Every record should be written out exactly, with the pictures left out.

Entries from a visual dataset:
--- START ---
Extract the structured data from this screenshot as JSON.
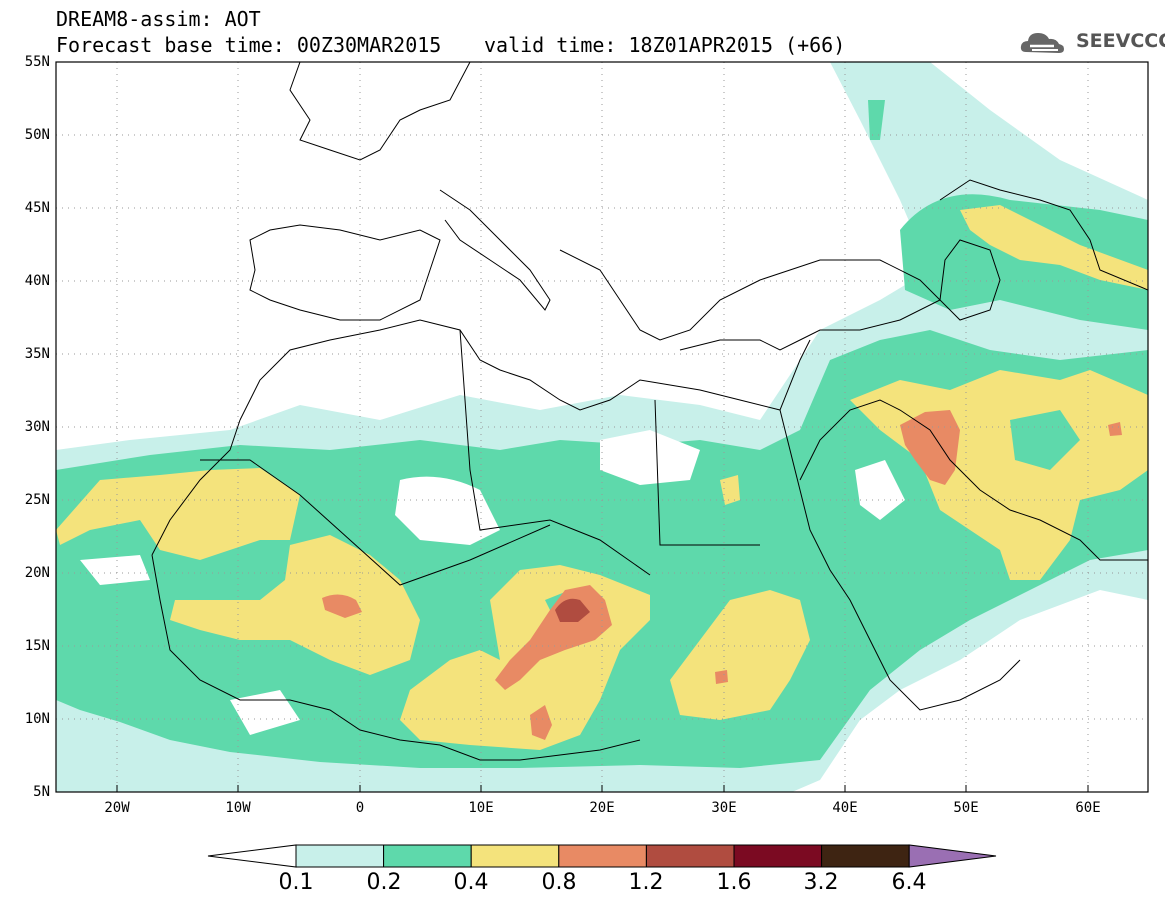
{
  "header": {
    "title": "DREAM8-assim: AOT",
    "base_time": "Forecast base time: 00Z30MAR2015",
    "valid_time": "valid time: 18Z01APR2015 (+66)",
    "logo_text": "SEEVCCC"
  },
  "map": {
    "lon_range": [
      -25,
      65
    ],
    "lat_range": [
      5,
      55
    ],
    "lat_labels": [
      "55N",
      "50N",
      "45N",
      "40N",
      "35N",
      "30N",
      "25N",
      "20N",
      "15N",
      "10N",
      "5N"
    ],
    "lon_labels": [
      "20W",
      "10W",
      "0",
      "10E",
      "20E",
      "30E",
      "40E",
      "50E",
      "60E"
    ],
    "grid": "dotted"
  },
  "legend": {
    "labels": [
      "0.1",
      "0.2",
      "0.4",
      "0.8",
      "1.2",
      "1.6",
      "3.2",
      "6.4"
    ],
    "colors": [
      "#ffffff",
      "#c8f0ea",
      "#5ed9ab",
      "#f4e37c",
      "#e88a64",
      "#b04c40",
      "#7b0a22",
      "#3e2412",
      "#9a6fb3"
    ]
  }
}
--- END ---
Result:
Extract the structured data from this screenshot as JSON.
{
  "header": {
    "title": "DREAM8-assim: AOT",
    "base_time": "Forecast base time: 00Z30MAR2015",
    "valid_time": "valid time: 18Z01APR2015 (+66)",
    "logo_text": "SEEVCCC"
  },
  "map": {
    "lon_range": [
      -25,
      65
    ],
    "lat_range": [
      5,
      55
    ],
    "lat_labels": [
      "55N",
      "50N",
      "45N",
      "40N",
      "35N",
      "30N",
      "25N",
      "20N",
      "15N",
      "10N",
      "5N"
    ],
    "lon_labels": [
      "20W",
      "10W",
      "0",
      "10E",
      "20E",
      "30E",
      "40E",
      "50E",
      "60E"
    ],
    "grid": "dotted"
  },
  "legend": {
    "labels": [
      "0.1",
      "0.2",
      "0.4",
      "0.8",
      "1.2",
      "1.6",
      "3.2",
      "6.4"
    ],
    "colors": [
      "#ffffff",
      "#c8f0ea",
      "#5ed9ab",
      "#f4e37c",
      "#e88a64",
      "#b04c40",
      "#7b0a22",
      "#3e2412",
      "#9a6fb3"
    ]
  }
}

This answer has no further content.